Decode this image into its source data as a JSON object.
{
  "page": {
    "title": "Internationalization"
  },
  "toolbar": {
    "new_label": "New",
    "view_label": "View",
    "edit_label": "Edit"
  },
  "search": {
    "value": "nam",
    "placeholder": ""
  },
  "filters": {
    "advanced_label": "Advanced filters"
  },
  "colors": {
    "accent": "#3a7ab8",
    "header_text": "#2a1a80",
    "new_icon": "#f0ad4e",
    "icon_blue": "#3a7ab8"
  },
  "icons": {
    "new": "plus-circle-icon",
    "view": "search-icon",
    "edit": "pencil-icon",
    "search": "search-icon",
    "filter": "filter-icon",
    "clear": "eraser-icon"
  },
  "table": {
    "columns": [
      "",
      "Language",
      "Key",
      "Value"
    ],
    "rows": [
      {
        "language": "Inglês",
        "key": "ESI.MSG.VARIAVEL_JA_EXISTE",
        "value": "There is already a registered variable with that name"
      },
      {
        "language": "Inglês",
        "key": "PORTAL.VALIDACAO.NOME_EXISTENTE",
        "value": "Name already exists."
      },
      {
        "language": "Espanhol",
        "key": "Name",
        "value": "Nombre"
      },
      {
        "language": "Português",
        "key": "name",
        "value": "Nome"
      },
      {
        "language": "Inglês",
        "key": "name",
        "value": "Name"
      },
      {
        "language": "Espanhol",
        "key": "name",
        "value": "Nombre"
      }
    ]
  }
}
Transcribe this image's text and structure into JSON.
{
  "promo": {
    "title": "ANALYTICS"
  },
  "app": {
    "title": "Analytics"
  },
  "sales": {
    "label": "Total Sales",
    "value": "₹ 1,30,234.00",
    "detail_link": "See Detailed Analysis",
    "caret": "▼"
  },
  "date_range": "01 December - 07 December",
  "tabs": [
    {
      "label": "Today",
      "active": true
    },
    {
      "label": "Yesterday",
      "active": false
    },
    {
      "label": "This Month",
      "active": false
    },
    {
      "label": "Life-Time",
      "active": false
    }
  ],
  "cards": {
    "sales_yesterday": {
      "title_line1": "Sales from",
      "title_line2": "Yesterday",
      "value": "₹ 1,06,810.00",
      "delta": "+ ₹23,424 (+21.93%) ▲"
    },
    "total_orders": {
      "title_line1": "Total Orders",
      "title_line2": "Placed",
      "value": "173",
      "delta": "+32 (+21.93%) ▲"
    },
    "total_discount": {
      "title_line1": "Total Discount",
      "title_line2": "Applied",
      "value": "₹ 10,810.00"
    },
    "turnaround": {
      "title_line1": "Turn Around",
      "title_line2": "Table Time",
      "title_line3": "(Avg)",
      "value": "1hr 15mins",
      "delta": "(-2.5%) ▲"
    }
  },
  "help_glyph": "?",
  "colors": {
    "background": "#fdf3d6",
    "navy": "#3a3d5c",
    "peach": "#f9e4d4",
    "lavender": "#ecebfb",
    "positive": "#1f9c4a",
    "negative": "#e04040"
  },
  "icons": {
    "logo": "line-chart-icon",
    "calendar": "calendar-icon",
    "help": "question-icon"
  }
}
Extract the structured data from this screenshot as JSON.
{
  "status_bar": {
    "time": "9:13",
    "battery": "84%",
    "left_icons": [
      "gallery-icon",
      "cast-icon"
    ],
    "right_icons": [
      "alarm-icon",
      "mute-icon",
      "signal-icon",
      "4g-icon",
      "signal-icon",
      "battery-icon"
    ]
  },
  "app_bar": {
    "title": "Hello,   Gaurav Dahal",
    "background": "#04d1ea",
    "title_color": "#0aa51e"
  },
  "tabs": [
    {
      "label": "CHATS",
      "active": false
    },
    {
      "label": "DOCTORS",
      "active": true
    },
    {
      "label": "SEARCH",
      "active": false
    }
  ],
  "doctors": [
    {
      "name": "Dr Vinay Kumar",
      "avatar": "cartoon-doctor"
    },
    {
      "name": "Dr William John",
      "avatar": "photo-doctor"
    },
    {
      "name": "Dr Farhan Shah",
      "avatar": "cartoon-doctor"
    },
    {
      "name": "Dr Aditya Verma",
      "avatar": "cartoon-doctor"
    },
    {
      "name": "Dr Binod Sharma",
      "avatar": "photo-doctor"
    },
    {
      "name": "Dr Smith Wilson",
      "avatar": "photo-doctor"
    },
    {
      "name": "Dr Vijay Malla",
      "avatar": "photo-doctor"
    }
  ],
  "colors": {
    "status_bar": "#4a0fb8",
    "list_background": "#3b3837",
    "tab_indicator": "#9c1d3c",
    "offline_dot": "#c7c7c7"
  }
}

■ Given request ■
Keep only the lines that hold the string "delta", and copy them out.

■ Answer for this exercise ■
      "delta": "+ ₹23,424 (+21.93%) ▲"
      "delta": "+32 (+21.93%) ▲"
      "delta": "(-2.5%) ▲"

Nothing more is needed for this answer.